# Tank mate for my baby shark



## ur2high (May 10, 2010)

I have one black shark (Labeo chrysophekadion) hes around 2-3 in. right now, i have a 40 gallon tank, i know he will eventually grow out of the tank, and if i move out before then ill get a bigger tank, but as for now im looking for a good tank mate for him, if i can get a bottomfeeder like him thatd be great so i can just keep buyin algea chips and shrimp pellets for them to eat. I just started looking into a tank mate for him and i like the pictus catfish, so my questions are:

does this catfish eat algea chips and shrimp pellets?

should these 2 fish get along if i buy one the same size?

should i look at getting a different tank mate? im new to this so any pointers on new fish is greatly apprectiated.i also do like some of the goldfish that are bigger and have long tails and stuff like the ryukin, so if these work too, just let me know

thanks in advance!

peace


----------



## Revolution1221 (Apr 20, 2010)

you may already know this but the black shark is actually a type of catfish as there is no true ALL freshwater shark. but i dont think you need to worry about it outgrowing a 40 gallon im not sure but i think they only reach 7-8 inches i could be wrong but i know the red tails only get that big. Also the pictus catfish could make a good tank mate we have kept the together successfully at work with no problems. However i dont think the pictus will be to interested in the algae as much as it will be shrimp pellets, flakes, and frozen foods. If you are looking for a good bottom feeder a cory cat would be a great choice they spend almost their entire day scavenging the bottom for left over food and keep a tank nice and clean and they dont get very big depending on what species you get. i have seen them range in size from around 1-4 inches as adults. also anyone who reads this i was just reading up on pictus and it says maximum size 6 inches but i just saw one at a pet store last week that was 12+ inches and almost as thick as a pop can has anyone else seen one of this size before?

== == ==

■ PROMPT 1:
List every kind of fish food that the aquarium thread names.
■ PROMPT 2:
From the aquarium thread, quote the passage from "should i look" up to and including "thanks in advance!".
■ PROMPT 3:
Translate this sentence from the aquarium thread into Spanish: "i have seen them range in size from around 1-4 inches as adults."

■ COLLECTED DATA:
== == ==

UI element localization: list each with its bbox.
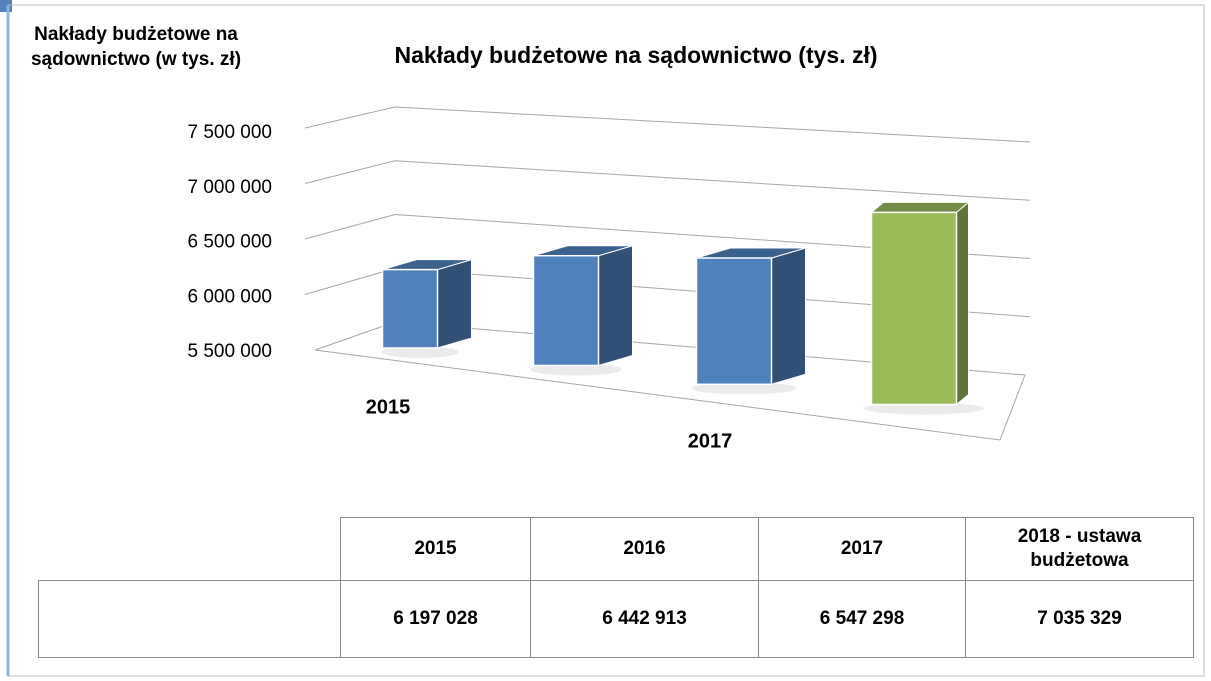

== == ==

■ FULL SOLUTION 1:
algea chips, shrimp pellets, flakes, frozen foods

■ FULL SOLUTION 2:
should i look at getting a different tank mate? im new to this so any pointers on new fish is greatly apprectiated.i also do like some of the goldfish that are bigger and have long tails and stuff like the ryukin, so if these work too, just let me know

thanks in advance!

■ FULL SOLUTION 3:
Los he visto variar de tamaño entre unas 1 y 4 pulgadas de adultos.